Stored rows:
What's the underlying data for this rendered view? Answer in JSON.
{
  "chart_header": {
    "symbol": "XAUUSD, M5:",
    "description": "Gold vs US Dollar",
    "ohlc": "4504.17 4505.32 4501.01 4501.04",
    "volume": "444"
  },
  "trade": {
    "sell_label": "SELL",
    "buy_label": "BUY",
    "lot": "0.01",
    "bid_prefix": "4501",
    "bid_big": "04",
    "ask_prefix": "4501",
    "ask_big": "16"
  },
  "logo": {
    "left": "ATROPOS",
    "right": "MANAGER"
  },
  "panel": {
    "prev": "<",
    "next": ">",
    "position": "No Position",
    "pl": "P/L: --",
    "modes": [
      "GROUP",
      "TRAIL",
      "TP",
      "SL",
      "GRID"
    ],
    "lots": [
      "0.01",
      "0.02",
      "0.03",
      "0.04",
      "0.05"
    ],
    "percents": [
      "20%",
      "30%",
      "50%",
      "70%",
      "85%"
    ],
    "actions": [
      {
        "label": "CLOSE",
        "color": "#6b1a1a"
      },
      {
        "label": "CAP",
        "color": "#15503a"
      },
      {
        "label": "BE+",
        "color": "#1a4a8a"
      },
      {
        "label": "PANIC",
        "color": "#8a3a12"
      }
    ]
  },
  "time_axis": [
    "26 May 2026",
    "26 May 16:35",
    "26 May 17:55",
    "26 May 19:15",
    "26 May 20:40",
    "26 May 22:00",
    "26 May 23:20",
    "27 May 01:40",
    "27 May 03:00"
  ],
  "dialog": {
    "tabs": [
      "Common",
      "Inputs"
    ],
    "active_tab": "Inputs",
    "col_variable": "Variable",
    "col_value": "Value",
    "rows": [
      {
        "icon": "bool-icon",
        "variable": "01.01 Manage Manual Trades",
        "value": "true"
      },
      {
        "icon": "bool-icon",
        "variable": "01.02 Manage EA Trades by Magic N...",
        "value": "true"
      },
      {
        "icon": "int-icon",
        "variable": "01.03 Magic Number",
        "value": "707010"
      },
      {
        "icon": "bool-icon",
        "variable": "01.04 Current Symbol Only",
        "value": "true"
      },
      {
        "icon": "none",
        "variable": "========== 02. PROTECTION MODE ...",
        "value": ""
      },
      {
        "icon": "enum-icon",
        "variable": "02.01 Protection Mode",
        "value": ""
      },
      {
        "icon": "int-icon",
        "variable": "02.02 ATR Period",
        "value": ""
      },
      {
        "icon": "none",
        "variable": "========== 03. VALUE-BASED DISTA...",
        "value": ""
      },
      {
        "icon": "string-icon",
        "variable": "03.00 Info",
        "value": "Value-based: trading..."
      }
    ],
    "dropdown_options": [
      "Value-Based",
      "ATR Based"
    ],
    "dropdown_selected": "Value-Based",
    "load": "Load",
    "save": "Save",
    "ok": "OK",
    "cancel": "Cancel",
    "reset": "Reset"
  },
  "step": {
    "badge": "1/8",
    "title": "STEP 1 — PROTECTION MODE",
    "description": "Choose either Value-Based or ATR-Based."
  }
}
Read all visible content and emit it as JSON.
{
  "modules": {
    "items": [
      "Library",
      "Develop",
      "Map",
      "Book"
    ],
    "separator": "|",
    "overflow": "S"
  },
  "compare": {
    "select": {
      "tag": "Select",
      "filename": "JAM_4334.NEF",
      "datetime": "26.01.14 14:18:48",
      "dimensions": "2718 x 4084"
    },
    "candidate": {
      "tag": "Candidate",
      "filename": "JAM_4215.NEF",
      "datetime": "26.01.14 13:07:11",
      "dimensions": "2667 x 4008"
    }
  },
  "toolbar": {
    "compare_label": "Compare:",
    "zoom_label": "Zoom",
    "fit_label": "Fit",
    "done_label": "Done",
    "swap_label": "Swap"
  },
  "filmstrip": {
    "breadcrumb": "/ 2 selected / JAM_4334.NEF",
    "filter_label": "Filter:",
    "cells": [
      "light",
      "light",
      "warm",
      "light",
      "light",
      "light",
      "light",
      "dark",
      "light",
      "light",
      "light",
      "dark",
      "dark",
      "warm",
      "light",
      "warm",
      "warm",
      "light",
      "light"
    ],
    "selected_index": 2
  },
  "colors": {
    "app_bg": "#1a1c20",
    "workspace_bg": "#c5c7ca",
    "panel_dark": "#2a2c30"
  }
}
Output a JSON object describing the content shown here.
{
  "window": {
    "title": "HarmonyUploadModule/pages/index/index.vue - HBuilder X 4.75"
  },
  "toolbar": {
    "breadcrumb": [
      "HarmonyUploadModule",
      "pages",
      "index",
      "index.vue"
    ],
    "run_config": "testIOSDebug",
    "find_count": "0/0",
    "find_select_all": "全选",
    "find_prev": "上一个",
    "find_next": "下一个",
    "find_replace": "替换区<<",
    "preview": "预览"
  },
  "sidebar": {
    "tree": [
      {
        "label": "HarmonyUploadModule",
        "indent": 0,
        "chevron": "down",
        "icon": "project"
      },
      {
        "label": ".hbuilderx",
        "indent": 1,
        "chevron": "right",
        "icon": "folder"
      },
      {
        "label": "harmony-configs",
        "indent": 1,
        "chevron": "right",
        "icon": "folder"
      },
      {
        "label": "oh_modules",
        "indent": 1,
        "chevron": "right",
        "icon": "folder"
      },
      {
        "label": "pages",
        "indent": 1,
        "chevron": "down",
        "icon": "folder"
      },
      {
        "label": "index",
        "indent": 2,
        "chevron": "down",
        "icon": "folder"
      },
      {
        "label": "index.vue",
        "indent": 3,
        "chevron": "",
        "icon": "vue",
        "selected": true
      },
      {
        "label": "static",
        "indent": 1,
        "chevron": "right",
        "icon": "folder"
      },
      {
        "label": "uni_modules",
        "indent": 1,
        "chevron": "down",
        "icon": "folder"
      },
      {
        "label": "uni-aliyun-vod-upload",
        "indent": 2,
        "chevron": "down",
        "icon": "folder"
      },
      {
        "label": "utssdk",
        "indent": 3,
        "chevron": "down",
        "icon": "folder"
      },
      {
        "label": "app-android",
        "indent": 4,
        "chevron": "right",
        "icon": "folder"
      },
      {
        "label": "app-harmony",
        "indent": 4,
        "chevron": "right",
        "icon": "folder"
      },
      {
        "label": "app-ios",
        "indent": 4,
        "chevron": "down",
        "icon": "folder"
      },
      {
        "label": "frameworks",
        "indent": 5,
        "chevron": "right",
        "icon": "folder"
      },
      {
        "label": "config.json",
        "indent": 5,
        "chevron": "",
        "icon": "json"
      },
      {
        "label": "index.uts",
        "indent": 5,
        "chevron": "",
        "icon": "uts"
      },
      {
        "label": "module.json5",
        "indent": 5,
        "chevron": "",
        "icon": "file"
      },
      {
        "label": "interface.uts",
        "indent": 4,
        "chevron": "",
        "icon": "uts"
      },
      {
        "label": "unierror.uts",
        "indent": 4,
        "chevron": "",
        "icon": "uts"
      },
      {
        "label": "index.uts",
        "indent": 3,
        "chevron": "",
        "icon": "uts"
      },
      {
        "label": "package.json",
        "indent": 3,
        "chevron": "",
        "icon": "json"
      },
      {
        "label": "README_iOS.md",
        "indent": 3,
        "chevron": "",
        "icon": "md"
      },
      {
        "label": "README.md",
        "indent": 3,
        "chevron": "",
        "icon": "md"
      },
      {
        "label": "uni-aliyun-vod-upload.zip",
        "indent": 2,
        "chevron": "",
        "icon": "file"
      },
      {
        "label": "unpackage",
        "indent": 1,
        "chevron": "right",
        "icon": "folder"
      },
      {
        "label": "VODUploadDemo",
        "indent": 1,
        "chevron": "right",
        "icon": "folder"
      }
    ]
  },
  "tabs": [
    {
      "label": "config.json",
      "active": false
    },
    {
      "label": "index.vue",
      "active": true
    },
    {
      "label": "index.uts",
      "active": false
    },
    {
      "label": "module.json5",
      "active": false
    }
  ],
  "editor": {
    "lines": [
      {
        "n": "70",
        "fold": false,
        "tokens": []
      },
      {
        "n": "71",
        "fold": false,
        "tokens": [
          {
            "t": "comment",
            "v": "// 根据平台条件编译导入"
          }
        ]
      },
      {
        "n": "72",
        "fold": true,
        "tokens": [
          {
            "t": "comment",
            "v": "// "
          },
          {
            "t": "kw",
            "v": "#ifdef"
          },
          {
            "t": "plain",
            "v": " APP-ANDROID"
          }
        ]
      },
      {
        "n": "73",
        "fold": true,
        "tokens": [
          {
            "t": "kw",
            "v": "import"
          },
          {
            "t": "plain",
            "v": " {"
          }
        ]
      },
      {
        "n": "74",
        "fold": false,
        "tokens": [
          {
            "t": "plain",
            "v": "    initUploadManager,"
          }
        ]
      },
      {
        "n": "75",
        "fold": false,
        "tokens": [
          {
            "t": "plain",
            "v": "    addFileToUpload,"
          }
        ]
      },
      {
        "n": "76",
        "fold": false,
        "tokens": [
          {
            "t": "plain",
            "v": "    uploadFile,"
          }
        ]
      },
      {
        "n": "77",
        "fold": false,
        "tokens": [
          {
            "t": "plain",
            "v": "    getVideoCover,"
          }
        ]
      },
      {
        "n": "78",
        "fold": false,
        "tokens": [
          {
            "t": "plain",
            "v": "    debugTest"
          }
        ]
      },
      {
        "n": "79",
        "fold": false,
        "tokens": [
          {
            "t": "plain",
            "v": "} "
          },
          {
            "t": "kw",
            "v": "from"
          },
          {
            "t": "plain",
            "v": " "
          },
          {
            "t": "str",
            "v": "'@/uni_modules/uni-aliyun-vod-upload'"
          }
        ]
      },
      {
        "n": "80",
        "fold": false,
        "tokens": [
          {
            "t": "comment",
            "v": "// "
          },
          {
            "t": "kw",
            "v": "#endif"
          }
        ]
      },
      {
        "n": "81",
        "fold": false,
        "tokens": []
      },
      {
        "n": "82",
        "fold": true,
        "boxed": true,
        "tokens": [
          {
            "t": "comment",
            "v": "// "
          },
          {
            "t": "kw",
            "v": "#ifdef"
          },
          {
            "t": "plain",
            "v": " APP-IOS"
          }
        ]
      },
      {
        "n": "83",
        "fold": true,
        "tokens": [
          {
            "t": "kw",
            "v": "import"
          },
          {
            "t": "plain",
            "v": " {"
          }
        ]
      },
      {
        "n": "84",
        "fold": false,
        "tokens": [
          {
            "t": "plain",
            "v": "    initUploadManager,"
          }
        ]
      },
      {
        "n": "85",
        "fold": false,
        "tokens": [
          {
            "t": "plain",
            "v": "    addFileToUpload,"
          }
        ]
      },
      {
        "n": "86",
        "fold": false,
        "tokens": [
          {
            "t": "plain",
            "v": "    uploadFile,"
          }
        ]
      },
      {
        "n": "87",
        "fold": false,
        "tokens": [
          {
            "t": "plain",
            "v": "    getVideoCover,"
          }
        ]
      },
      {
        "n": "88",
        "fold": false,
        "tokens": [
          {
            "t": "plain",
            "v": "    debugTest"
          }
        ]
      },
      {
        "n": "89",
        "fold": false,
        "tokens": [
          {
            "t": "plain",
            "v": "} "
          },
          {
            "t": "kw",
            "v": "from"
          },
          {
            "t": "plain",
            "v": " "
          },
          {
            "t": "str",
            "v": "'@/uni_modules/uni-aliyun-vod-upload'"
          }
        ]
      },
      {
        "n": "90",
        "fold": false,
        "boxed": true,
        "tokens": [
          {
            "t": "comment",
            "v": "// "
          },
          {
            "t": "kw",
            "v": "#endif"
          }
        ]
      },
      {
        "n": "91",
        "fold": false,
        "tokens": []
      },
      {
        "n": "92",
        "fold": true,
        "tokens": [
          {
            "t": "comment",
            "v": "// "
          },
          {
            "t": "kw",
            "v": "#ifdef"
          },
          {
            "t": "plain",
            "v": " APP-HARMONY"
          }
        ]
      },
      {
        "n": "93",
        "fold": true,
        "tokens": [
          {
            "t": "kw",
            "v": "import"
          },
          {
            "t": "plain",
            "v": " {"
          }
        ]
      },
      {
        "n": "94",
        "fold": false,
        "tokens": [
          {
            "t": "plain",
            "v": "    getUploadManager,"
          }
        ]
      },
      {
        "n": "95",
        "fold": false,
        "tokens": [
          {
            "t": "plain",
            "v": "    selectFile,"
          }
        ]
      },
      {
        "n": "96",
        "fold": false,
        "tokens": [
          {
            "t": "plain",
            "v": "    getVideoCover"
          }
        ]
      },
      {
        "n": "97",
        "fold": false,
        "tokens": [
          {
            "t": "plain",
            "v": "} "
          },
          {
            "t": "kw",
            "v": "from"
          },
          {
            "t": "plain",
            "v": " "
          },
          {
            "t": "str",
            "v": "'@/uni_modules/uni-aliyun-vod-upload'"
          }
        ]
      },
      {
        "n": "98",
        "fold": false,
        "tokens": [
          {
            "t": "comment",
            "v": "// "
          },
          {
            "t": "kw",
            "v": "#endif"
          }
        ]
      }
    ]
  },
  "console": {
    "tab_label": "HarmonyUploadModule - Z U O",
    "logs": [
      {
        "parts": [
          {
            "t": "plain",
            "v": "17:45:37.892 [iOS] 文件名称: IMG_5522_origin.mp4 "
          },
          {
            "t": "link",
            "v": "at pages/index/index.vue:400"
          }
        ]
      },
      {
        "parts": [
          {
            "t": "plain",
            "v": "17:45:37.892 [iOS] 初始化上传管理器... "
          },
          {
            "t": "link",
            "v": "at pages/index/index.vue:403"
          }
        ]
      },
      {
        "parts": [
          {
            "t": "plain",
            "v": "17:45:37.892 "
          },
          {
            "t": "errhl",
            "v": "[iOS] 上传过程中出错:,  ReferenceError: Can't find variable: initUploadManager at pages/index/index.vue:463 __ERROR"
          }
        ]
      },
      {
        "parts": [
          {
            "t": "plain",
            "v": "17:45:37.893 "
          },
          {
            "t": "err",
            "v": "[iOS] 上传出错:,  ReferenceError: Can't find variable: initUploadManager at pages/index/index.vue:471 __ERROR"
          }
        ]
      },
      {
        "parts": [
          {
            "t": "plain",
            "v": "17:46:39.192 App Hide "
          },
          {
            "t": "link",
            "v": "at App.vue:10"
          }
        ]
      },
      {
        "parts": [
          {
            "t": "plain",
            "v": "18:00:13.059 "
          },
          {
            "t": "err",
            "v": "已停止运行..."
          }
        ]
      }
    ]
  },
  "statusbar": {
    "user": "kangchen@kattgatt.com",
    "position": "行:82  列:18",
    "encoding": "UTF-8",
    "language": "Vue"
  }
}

Your task: Extract every line that has the string "ReferenceError" in it.

Result for this exercise:
            "v": "[iOS] 上传过程中出错:,  ReferenceError: Can't find variable: initUploadManager at pages/index/index.vue:463 __ERROR"
            "v": "[iOS] 上传出错:,  ReferenceError: Can't find variable: initUploadManager at pages/index/index.vue:471 __ERROR"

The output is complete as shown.